• WORK INSTRUCTIONS: Repeat every record below exactly, but leave out any pictures.

[Excerpts from a figure dataset]

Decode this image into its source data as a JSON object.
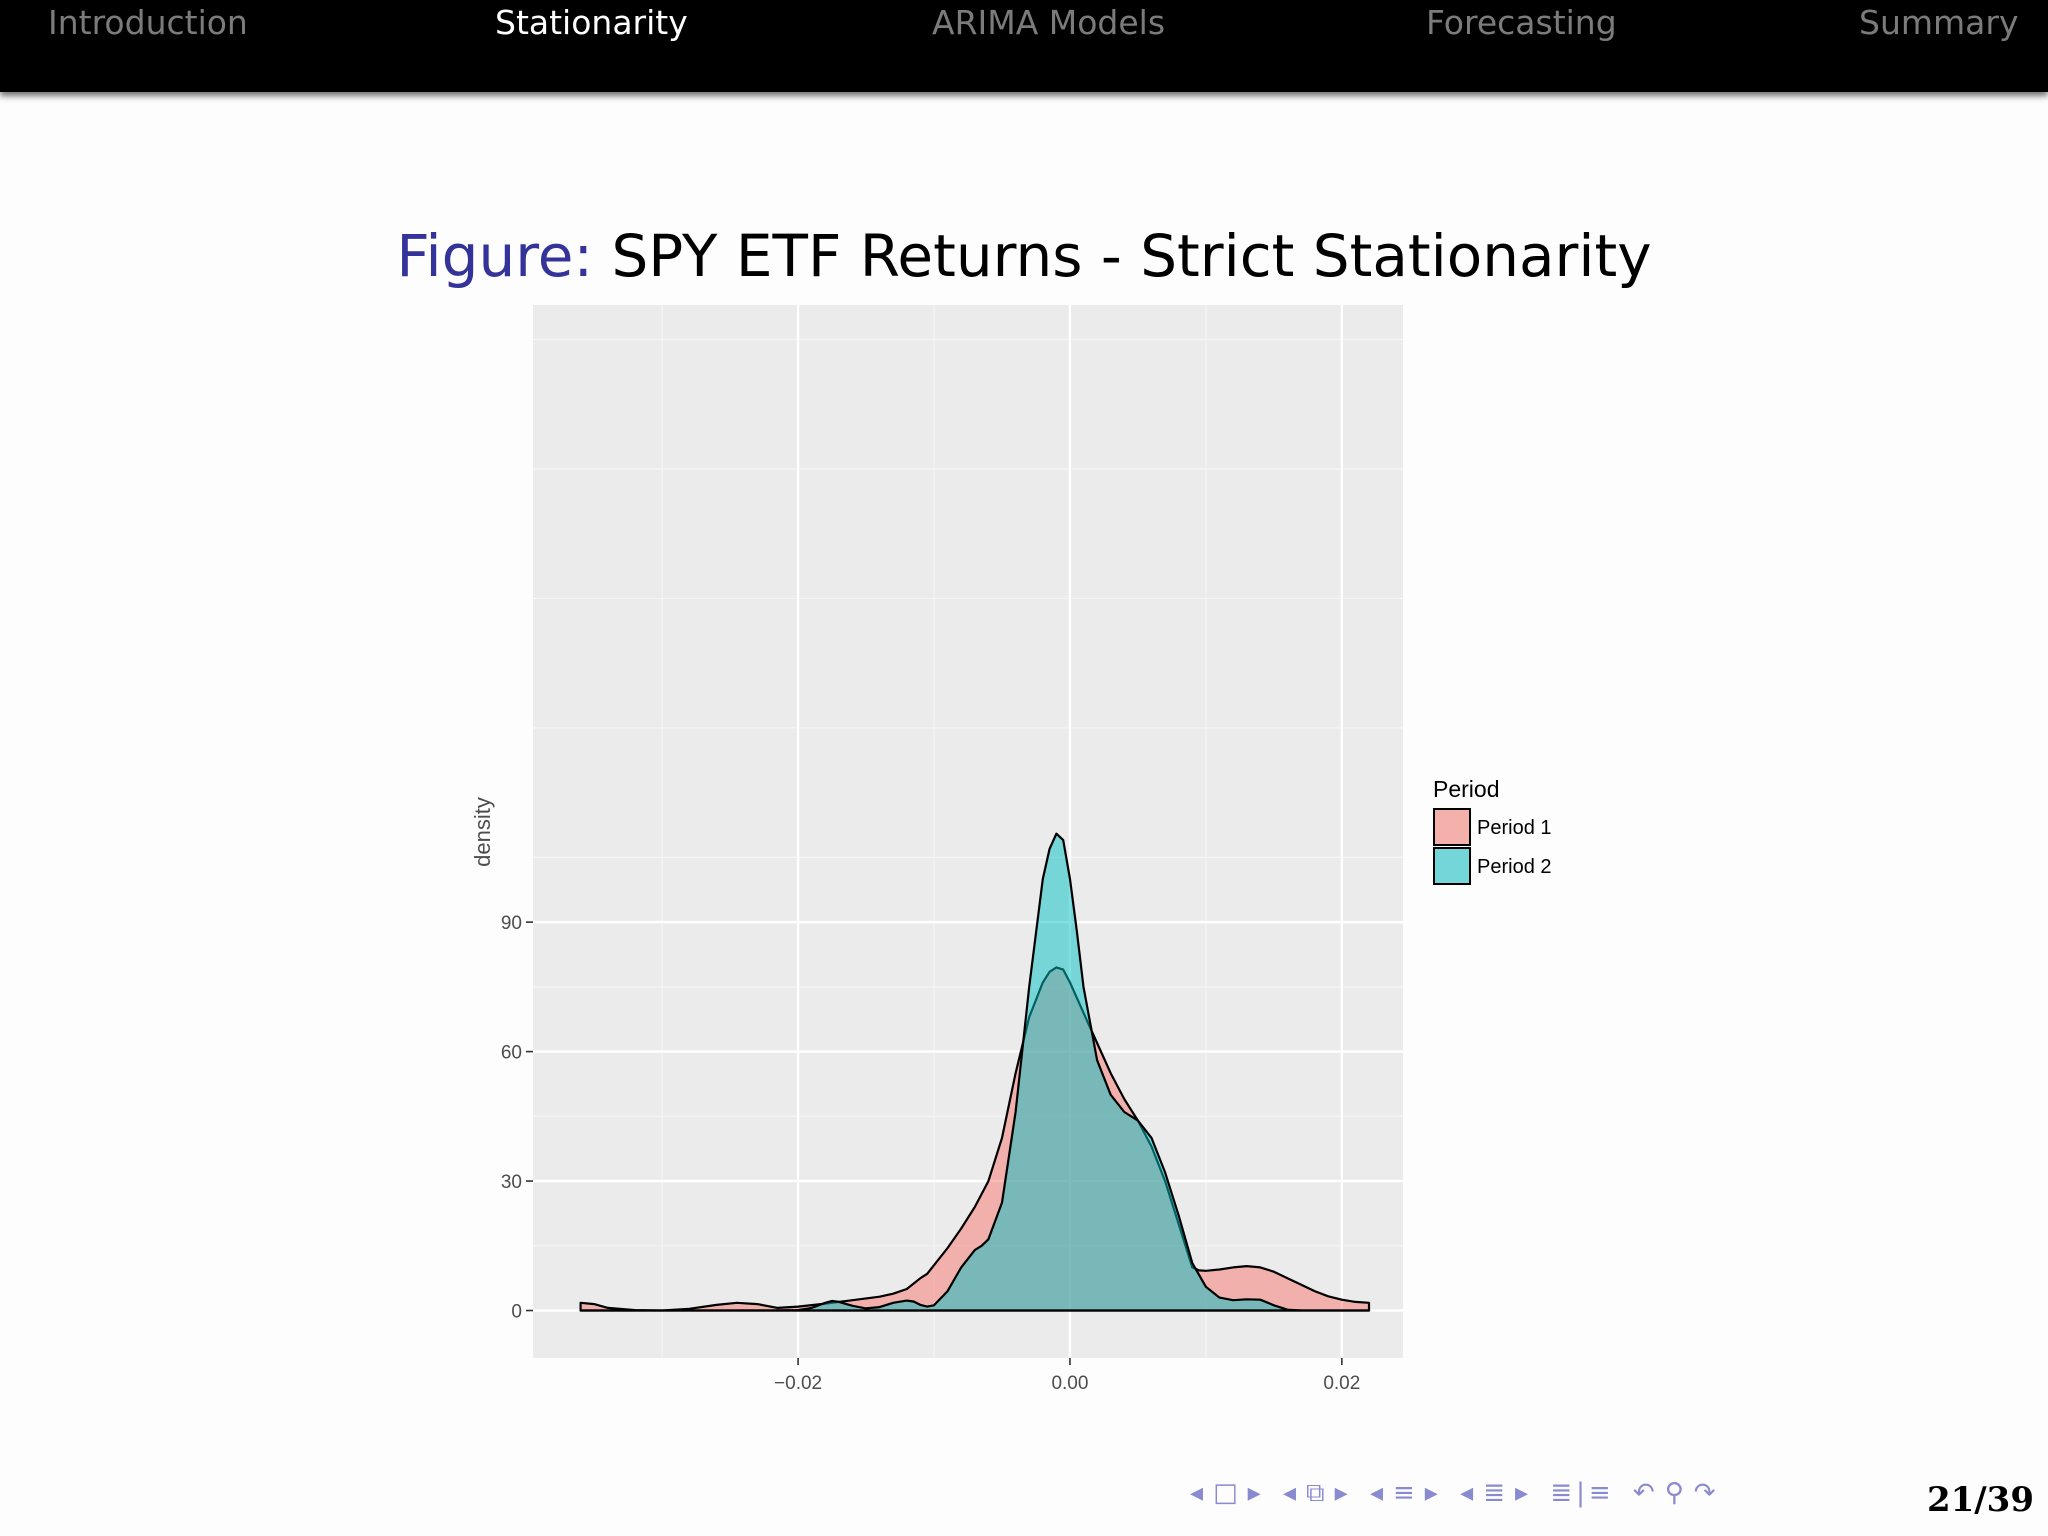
{
  "nav": {
    "items": [
      {
        "label": "Introduction",
        "active": false
      },
      {
        "label": "Stationarity",
        "active": true
      },
      {
        "label": "ARIMA Models",
        "active": false
      },
      {
        "label": "Forecasting",
        "active": false
      },
      {
        "label": "Summary",
        "active": false
      }
    ]
  },
  "caption": {
    "label": "Figure:",
    "text": "SPY ETF Returns - Strict Stationarity"
  },
  "footer": {
    "nav_icons": [
      "arrow-left-icon",
      "frame-icon",
      "arrow-right-icon",
      "arrow-left-icon",
      "section-icon",
      "arrow-right-icon",
      "arrow-left-icon",
      "subsection-icon",
      "arrow-right-icon",
      "arrow-left-icon",
      "subsection-icon",
      "arrow-right-icon",
      "outline-icon",
      "undo-icon",
      "search-icon",
      "redo-icon"
    ],
    "page": "21/39"
  },
  "chart_data": {
    "type": "area",
    "ylabel": "density",
    "xlabel": "",
    "xlim": [
      -0.0395,
      0.0245
    ],
    "ylim": [
      -11,
      233
    ],
    "x_ticks": [
      -0.02,
      0.0,
      0.02
    ],
    "x_tick_labels": [
      "−0.02",
      "0.00",
      "0.02"
    ],
    "y_ticks": [
      0,
      30,
      60,
      90
    ],
    "y_tick_labels": [
      "0",
      "30",
      "60",
      "90"
    ],
    "grid": true,
    "legend": {
      "title": "Period",
      "position": "right"
    },
    "series": [
      {
        "name": "Period 1",
        "color": "#f8766d",
        "x": [
          -0.036,
          -0.035,
          -0.034,
          -0.032,
          -0.03,
          -0.028,
          -0.026,
          -0.0245,
          -0.023,
          -0.0215,
          -0.02,
          -0.018,
          -0.016,
          -0.014,
          -0.013,
          -0.012,
          -0.011,
          -0.0105,
          -0.01,
          -0.009,
          -0.008,
          -0.007,
          -0.006,
          -0.005,
          -0.004,
          -0.003,
          -0.002,
          -0.0015,
          -0.001,
          -0.0005,
          0.0,
          0.001,
          0.002,
          0.003,
          0.004,
          0.005,
          0.006,
          0.007,
          0.008,
          0.009,
          0.0095,
          0.01,
          0.011,
          0.012,
          0.013,
          0.014,
          0.015,
          0.016,
          0.017,
          0.018,
          0.019,
          0.02,
          0.021,
          0.022
        ],
        "y": [
          1.8,
          1.5,
          0.6,
          0.1,
          0.0,
          0.4,
          1.3,
          1.8,
          1.5,
          0.6,
          0.9,
          1.6,
          2.4,
          3.2,
          3.9,
          5.0,
          7.5,
          8.5,
          10.5,
          14.5,
          19.0,
          24.0,
          30.0,
          40.0,
          55.0,
          68.0,
          76.0,
          78.5,
          79.5,
          79.0,
          76.0,
          69.0,
          62.0,
          55.0,
          49.0,
          44.0,
          38.0,
          30.0,
          20.0,
          10.0,
          9.3,
          9.2,
          9.5,
          10.0,
          10.3,
          10.0,
          9.0,
          7.5,
          6.0,
          4.5,
          3.3,
          2.5,
          2.0,
          1.8
        ]
      },
      {
        "name": "Period 2",
        "color": "#00bfc4",
        "x": [
          -0.036,
          -0.034,
          -0.032,
          -0.03,
          -0.028,
          -0.026,
          -0.024,
          -0.022,
          -0.02,
          -0.019,
          -0.018,
          -0.0175,
          -0.017,
          -0.016,
          -0.015,
          -0.014,
          -0.013,
          -0.012,
          -0.0115,
          -0.011,
          -0.0105,
          -0.01,
          -0.009,
          -0.008,
          -0.007,
          -0.0065,
          -0.006,
          -0.005,
          -0.004,
          -0.003,
          -0.002,
          -0.0015,
          -0.001,
          -0.0005,
          0.0,
          0.0005,
          0.001,
          0.002,
          0.003,
          0.004,
          0.005,
          0.006,
          0.007,
          0.008,
          0.009,
          0.01,
          0.011,
          0.012,
          0.013,
          0.014,
          0.015,
          0.016,
          0.017,
          0.018,
          0.02,
          0.022
        ],
        "y": [
          0.0,
          0.0,
          0.0,
          0.0,
          0.0,
          0.0,
          0.0,
          0.0,
          0.1,
          0.6,
          1.8,
          2.2,
          2.0,
          1.1,
          0.5,
          0.8,
          1.8,
          2.3,
          2.1,
          1.3,
          0.9,
          1.2,
          4.5,
          10.0,
          14.0,
          15.0,
          16.5,
          25.0,
          46.0,
          75.0,
          100.0,
          107.0,
          110.5,
          109.0,
          100.0,
          88.0,
          75.0,
          58.0,
          50.0,
          46.0,
          44.0,
          40.0,
          32.0,
          22.0,
          11.0,
          5.5,
          3.0,
          2.4,
          2.6,
          2.5,
          1.2,
          0.2,
          0.0,
          0.0,
          0.0,
          0.0
        ]
      }
    ]
  }
}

• EXERCISE ANSWER:
Decode this image into its source data as a JSON object.
{
  "nav": {
    "items": [
      {
        "label": "Introduction",
        "active": false
      },
      {
        "label": "Stationarity",
        "active": true
      },
      {
        "label": "ARIMA Models",
        "active": false
      },
      {
        "label": "Forecasting",
        "active": false
      },
      {
        "label": "Summary",
        "active": false
      }
    ]
  },
  "caption": {
    "label": "Figure:",
    "text": "SPY ETF Returns - Strict Stationarity"
  },
  "footer": {
    "nav_icons": [
      "arrow-left-icon",
      "frame-icon",
      "arrow-right-icon",
      "arrow-left-icon",
      "section-icon",
      "arrow-right-icon",
      "arrow-left-icon",
      "subsection-icon",
      "arrow-right-icon",
      "arrow-left-icon",
      "subsection-icon",
      "arrow-right-icon",
      "outline-icon",
      "undo-icon",
      "search-icon",
      "redo-icon"
    ],
    "page": "21/39"
  },
  "chart_data": {
    "type": "area",
    "ylabel": "density",
    "xlabel": "",
    "xlim": [
      -0.0395,
      0.0245
    ],
    "ylim": [
      -11,
      233
    ],
    "x_ticks": [
      -0.02,
      0.0,
      0.02
    ],
    "x_tick_labels": [
      "−0.02",
      "0.00",
      "0.02"
    ],
    "y_ticks": [
      0,
      30,
      60,
      90
    ],
    "y_tick_labels": [
      "0",
      "30",
      "60",
      "90"
    ],
    "grid": true,
    "legend": {
      "title": "Period",
      "position": "right"
    },
    "series": [
      {
        "name": "Period 1",
        "color": "#f8766d",
        "x": [
          -0.036,
          -0.035,
          -0.034,
          -0.032,
          -0.03,
          -0.028,
          -0.026,
          -0.0245,
          -0.023,
          -0.0215,
          -0.02,
          -0.018,
          -0.016,
          -0.014,
          -0.013,
          -0.012,
          -0.011,
          -0.0105,
          -0.01,
          -0.009,
          -0.008,
          -0.007,
          -0.006,
          -0.005,
          -0.004,
          -0.003,
          -0.002,
          -0.0015,
          -0.001,
          -0.0005,
          0.0,
          0.001,
          0.002,
          0.003,
          0.004,
          0.005,
          0.006,
          0.007,
          0.008,
          0.009,
          0.0095,
          0.01,
          0.011,
          0.012,
          0.013,
          0.014,
          0.015,
          0.016,
          0.017,
          0.018,
          0.019,
          0.02,
          0.021,
          0.022
        ],
        "y": [
          1.8,
          1.5,
          0.6,
          0.1,
          0.0,
          0.4,
          1.3,
          1.8,
          1.5,
          0.6,
          0.9,
          1.6,
          2.4,
          3.2,
          3.9,
          5.0,
          7.5,
          8.5,
          10.5,
          14.5,
          19.0,
          24.0,
          30.0,
          40.0,
          55.0,
          68.0,
          76.0,
          78.5,
          79.5,
          79.0,
          76.0,
          69.0,
          62.0,
          55.0,
          49.0,
          44.0,
          38.0,
          30.0,
          20.0,
          10.0,
          9.3,
          9.2,
          9.5,
          10.0,
          10.3,
          10.0,
          9.0,
          7.5,
          6.0,
          4.5,
          3.3,
          2.5,
          2.0,
          1.8
        ]
      },
      {
        "name": "Period 2",
        "color": "#00bfc4",
        "x": [
          -0.036,
          -0.034,
          -0.032,
          -0.03,
          -0.028,
          -0.026,
          -0.024,
          -0.022,
          -0.02,
          -0.019,
          -0.018,
          -0.0175,
          -0.017,
          -0.016,
          -0.015,
          -0.014,
          -0.013,
          -0.012,
          -0.0115,
          -0.011,
          -0.0105,
          -0.01,
          -0.009,
          -0.008,
          -0.007,
          -0.0065,
          -0.006,
          -0.005,
          -0.004,
          -0.003,
          -0.002,
          -0.0015,
          -0.001,
          -0.0005,
          0.0,
          0.0005,
          0.001,
          0.002,
          0.003,
          0.004,
          0.005,
          0.006,
          0.007,
          0.008,
          0.009,
          0.01,
          0.011,
          0.012,
          0.013,
          0.014,
          0.015,
          0.016,
          0.017,
          0.018,
          0.02,
          0.022
        ],
        "y": [
          0.0,
          0.0,
          0.0,
          0.0,
          0.0,
          0.0,
          0.0,
          0.0,
          0.1,
          0.6,
          1.8,
          2.2,
          2.0,
          1.1,
          0.5,
          0.8,
          1.8,
          2.3,
          2.1,
          1.3,
          0.9,
          1.2,
          4.5,
          10.0,
          14.0,
          15.0,
          16.5,
          25.0,
          46.0,
          75.0,
          100.0,
          107.0,
          110.5,
          109.0,
          100.0,
          88.0,
          75.0,
          58.0,
          50.0,
          46.0,
          44.0,
          40.0,
          32.0,
          22.0,
          11.0,
          5.5,
          3.0,
          2.4,
          2.6,
          2.5,
          1.2,
          0.2,
          0.0,
          0.0,
          0.0,
          0.0
        ]
      }
    ]
  }
}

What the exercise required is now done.